> [WHAT IS BEING ASKED]:
A faithful transcription of all the data is required.

[Data listing]
***
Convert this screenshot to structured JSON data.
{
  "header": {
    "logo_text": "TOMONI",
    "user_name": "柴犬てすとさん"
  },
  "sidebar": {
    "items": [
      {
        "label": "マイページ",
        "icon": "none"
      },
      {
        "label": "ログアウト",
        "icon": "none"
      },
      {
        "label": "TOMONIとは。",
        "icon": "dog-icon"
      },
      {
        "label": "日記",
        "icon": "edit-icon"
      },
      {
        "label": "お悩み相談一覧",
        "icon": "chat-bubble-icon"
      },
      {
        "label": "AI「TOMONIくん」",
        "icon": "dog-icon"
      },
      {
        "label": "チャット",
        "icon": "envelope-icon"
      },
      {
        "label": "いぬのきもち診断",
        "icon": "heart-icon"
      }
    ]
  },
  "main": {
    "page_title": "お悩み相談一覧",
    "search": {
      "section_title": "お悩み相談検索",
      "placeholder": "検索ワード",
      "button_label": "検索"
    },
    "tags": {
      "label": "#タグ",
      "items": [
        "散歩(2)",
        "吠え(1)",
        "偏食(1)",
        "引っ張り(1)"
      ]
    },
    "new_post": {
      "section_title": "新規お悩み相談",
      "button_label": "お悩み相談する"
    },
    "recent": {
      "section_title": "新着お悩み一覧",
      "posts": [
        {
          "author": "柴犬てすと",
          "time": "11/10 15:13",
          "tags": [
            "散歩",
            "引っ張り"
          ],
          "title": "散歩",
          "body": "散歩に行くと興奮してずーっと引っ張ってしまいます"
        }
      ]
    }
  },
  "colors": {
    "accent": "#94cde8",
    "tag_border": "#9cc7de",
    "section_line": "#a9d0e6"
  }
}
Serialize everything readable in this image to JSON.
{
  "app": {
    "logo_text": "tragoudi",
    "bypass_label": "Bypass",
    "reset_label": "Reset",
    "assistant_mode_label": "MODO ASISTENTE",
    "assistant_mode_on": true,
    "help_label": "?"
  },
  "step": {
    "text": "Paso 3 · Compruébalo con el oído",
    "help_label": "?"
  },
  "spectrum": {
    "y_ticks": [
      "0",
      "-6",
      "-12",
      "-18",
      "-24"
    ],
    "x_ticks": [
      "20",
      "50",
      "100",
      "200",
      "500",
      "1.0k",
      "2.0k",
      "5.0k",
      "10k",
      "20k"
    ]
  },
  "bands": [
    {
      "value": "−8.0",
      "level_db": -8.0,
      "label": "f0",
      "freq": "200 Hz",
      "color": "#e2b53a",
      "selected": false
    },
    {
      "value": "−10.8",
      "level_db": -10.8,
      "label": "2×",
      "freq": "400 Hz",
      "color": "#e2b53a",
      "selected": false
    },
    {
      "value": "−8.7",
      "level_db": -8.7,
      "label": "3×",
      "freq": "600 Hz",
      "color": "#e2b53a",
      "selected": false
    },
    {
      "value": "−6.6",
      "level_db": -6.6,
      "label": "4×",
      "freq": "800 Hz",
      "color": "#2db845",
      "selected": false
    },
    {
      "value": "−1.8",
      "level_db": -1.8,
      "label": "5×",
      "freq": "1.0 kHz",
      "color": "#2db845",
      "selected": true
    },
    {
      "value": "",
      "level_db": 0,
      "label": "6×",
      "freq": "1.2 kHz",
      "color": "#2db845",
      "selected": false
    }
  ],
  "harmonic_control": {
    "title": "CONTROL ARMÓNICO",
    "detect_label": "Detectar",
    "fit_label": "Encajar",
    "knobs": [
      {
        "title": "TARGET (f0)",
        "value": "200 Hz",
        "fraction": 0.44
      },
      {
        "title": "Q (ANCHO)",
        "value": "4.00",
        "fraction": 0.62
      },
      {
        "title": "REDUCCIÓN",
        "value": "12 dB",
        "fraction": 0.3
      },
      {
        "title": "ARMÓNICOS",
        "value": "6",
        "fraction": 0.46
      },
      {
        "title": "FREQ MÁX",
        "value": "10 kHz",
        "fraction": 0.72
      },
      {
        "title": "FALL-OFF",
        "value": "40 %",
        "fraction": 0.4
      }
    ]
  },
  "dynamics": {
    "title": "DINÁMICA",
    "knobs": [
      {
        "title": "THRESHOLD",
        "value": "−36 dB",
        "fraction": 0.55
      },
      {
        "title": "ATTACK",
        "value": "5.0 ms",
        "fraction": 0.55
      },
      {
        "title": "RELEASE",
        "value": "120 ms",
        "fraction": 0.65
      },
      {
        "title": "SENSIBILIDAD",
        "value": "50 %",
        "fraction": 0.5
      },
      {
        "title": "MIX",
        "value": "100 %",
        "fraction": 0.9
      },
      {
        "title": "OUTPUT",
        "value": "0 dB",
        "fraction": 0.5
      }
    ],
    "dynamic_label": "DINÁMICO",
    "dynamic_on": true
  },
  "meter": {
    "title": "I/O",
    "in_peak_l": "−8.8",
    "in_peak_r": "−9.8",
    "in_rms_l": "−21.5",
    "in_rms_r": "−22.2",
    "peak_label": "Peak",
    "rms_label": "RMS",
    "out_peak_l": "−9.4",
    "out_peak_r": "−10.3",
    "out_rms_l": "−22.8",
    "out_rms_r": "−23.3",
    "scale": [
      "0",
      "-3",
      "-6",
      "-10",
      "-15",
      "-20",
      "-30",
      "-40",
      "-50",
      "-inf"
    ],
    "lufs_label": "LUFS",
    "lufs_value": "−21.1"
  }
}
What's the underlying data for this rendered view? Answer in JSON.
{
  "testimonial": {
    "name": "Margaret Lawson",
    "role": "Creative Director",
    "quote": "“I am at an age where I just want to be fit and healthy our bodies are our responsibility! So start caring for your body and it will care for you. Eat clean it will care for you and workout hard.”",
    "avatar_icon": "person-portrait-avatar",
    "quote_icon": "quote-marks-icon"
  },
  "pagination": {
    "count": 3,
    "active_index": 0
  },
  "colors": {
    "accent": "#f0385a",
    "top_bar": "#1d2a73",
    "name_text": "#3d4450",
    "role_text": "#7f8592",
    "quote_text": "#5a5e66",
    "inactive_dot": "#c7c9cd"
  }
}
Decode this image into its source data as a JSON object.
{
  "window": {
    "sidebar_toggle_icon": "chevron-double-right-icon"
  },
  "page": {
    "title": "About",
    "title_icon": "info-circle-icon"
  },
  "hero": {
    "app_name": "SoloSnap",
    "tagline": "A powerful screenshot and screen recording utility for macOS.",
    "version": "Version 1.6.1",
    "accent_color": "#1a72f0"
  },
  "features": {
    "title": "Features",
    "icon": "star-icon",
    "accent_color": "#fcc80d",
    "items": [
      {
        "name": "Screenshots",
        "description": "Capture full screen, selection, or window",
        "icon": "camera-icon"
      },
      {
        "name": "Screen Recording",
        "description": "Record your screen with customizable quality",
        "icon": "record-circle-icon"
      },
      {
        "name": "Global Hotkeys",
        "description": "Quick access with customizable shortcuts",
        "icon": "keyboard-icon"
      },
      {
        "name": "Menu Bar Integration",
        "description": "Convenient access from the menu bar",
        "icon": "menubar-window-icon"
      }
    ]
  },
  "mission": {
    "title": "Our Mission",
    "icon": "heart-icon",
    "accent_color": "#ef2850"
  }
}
***
> [RIGHT ANSWER]:
Convert this screenshot to structured JSON data.
{
  "header": {
    "logo_text": "TOMONI",
    "user_name": "柴犬てすとさん"
  },
  "sidebar": {
    "items": [
      {
        "label": "マイページ",
        "icon": "none"
      },
      {
        "label": "ログアウト",
        "icon": "none"
      },
      {
        "label": "TOMONIとは。",
        "icon": "dog-icon"
      },
      {
        "label": "日記",
        "icon": "edit-icon"
      },
      {
        "label": "お悩み相談一覧",
        "icon": "chat-bubble-icon"
      },
      {
        "label": "AI「TOMONIくん」",
        "icon": "dog-icon"
      },
      {
        "label": "チャット",
        "icon": "envelope-icon"
      },
      {
        "label": "いぬのきもち診断",
        "icon": "heart-icon"
      }
    ]
  },
  "main": {
    "page_title": "お悩み相談一覧",
    "search": {
      "section_title": "お悩み相談検索",
      "placeholder": "検索ワード",
      "button_label": "検索"
    },
    "tags": {
      "label": "#タグ",
      "items": [
        "散歩(2)",
        "吠え(1)",
        "偏食(1)",
        "引っ張り(1)"
      ]
    },
    "new_post": {
      "section_title": "新規お悩み相談",
      "button_label": "お悩み相談する"
    },
    "recent": {
      "section_title": "新着お悩み一覧",
      "posts": [
        {
          "author": "柴犬てすと",
          "time": "11/10 15:13",
          "tags": [
            "散歩",
            "引っ張り"
          ],
          "title": "散歩",
          "body": "散歩に行くと興奮してずーっと引っ張ってしまいます"
        }
      ]
    }
  },
  "colors": {
    "accent": "#94cde8",
    "tag_border": "#9cc7de",
    "section_line": "#a9d0e6"
  }
}
Serialize everything readable in this image to JSON.
{
  "app": {
    "logo_text": "tragoudi",
    "bypass_label": "Bypass",
    "reset_label": "Reset",
    "assistant_mode_label": "MODO ASISTENTE",
    "assistant_mode_on": true,
    "help_label": "?"
  },
  "step": {
    "text": "Paso 3 · Compruébalo con el oído",
    "help_label": "?"
  },
  "spectrum": {
    "y_ticks": [
      "0",
      "-6",
      "-12",
      "-18",
      "-24"
    ],
    "x_ticks": [
      "20",
      "50",
      "100",
      "200",
      "500",
      "1.0k",
      "2.0k",
      "5.0k",
      "10k",
      "20k"
    ]
  },
  "bands": [
    {
      "value": "−8.0",
      "level_db": -8.0,
      "label": "f0",
      "freq": "200 Hz",
      "color": "#e2b53a",
      "selected": false
    },
    {
      "value": "−10.8",
      "level_db": -10.8,
      "label": "2×",
      "freq": "400 Hz",
      "color": "#e2b53a",
      "selected": false
    },
    {
      "value": "−8.7",
      "level_db": -8.7,
      "label": "3×",
      "freq": "600 Hz",
      "color": "#e2b53a",
      "selected": false
    },
    {
      "value": "−6.6",
      "level_db": -6.6,
      "label": "4×",
      "freq": "800 Hz",
      "color": "#2db845",
      "selected": false
    },
    {
      "value": "−1.8",
      "level_db": -1.8,
      "label": "5×",
      "freq": "1.0 kHz",
      "color": "#2db845",
      "selected": true
    },
    {
      "value": "",
      "level_db": 0,
      "label": "6×",
      "freq": "1.2 kHz",
      "color": "#2db845",
      "selected": false
    }
  ],
  "harmonic_control": {
    "title": "CONTROL ARMÓNICO",
    "detect_label": "Detectar",
    "fit_label": "Encajar",
    "knobs": [
      {
        "title": "TARGET (f0)",
        "value": "200 Hz",
        "fraction": 0.44
      },
      {
        "title": "Q (ANCHO)",
        "value": "4.00",
        "fraction": 0.62
      },
      {
        "title": "REDUCCIÓN",
        "value": "12 dB",
        "fraction": 0.3
      },
      {
        "title": "ARMÓNICOS",
        "value": "6",
        "fraction": 0.46
      },
      {
        "title": "FREQ MÁX",
        "value": "10 kHz",
        "fraction": 0.72
      },
      {
        "title": "FALL-OFF",
        "value": "40 %",
        "fraction": 0.4
      }
    ]
  },
  "dynamics": {
    "title": "DINÁMICA",
    "knobs": [
      {
        "title": "THRESHOLD",
        "value": "−36 dB",
        "fraction": 0.55
      },
      {
        "title": "ATTACK",
        "value": "5.0 ms",
        "fraction": 0.55
      },
      {
        "title": "RELEASE",
        "value": "120 ms",
        "fraction": 0.65
      },
      {
        "title": "SENSIBILIDAD",
        "value": "50 %",
        "fraction": 0.5
      },
      {
        "title": "MIX",
        "value": "100 %",
        "fraction": 0.9
      },
      {
        "title": "OUTPUT",
        "value": "0 dB",
        "fraction": 0.5
      }
    ],
    "dynamic_label": "DINÁMICO",
    "dynamic_on": true
  },
  "meter": {
    "title": "I/O",
    "in_peak_l": "−8.8",
    "in_peak_r": "−9.8",
    "in_rms_l": "−21.5",
    "in_rms_r": "−22.2",
    "peak_label": "Peak",
    "rms_label": "RMS",
    "out_peak_l": "−9.4",
    "out_peak_r": "−10.3",
    "out_rms_l": "−22.8",
    "out_rms_r": "−23.3",
    "scale": [
      "0",
      "-3",
      "-6",
      "-10",
      "-15",
      "-20",
      "-30",
      "-40",
      "-50",
      "-inf"
    ],
    "lufs_label": "LUFS",
    "lufs_value": "−21.1"
  }
}
What's the underlying data for this rendered view? Answer in JSON.
{
  "testimonial": {
    "name": "Margaret Lawson",
    "role": "Creative Director",
    "quote": "“I am at an age where I just want to be fit and healthy our bodies are our responsibility! So start caring for your body and it will care for you. Eat clean it will care for you and workout hard.”",
    "avatar_icon": "person-portrait-avatar",
    "quote_icon": "quote-marks-icon"
  },
  "pagination": {
    "count": 3,
    "active_index": 0
  },
  "colors": {
    "accent": "#f0385a",
    "top_bar": "#1d2a73",
    "name_text": "#3d4450",
    "role_text": "#7f8592",
    "quote_text": "#5a5e66",
    "inactive_dot": "#c7c9cd"
  }
}
Decode this image into its source data as a JSON object.
{
  "window": {
    "sidebar_toggle_icon": "chevron-double-right-icon"
  },
  "page": {
    "title": "About",
    "title_icon": "info-circle-icon"
  },
  "hero": {
    "app_name": "SoloSnap",
    "tagline": "A powerful screenshot and screen recording utility for macOS.",
    "version": "Version 1.6.1",
    "accent_color": "#1a72f0"
  },
  "features": {
    "title": "Features",
    "icon": "star-icon",
    "accent_color": "#fcc80d",
    "items": [
      {
        "name": "Screenshots",
        "description": "Capture full screen, selection, or window",
        "icon": "camera-icon"
      },
      {
        "name": "Screen Recording",
        "description": "Record your screen with customizable quality",
        "icon": "record-circle-icon"
      },
      {
        "name": "Global Hotkeys",
        "description": "Quick access with customizable shortcuts",
        "icon": "keyboard-icon"
      },
      {
        "name": "Menu Bar Integration",
        "description": "Convenient access from the menu bar",
        "icon": "menubar-window-icon"
      }
    ]
  },
  "mission": {
    "title": "Our Mission",
    "icon": "heart-icon",
    "accent_color": "#ef2850"
  }
}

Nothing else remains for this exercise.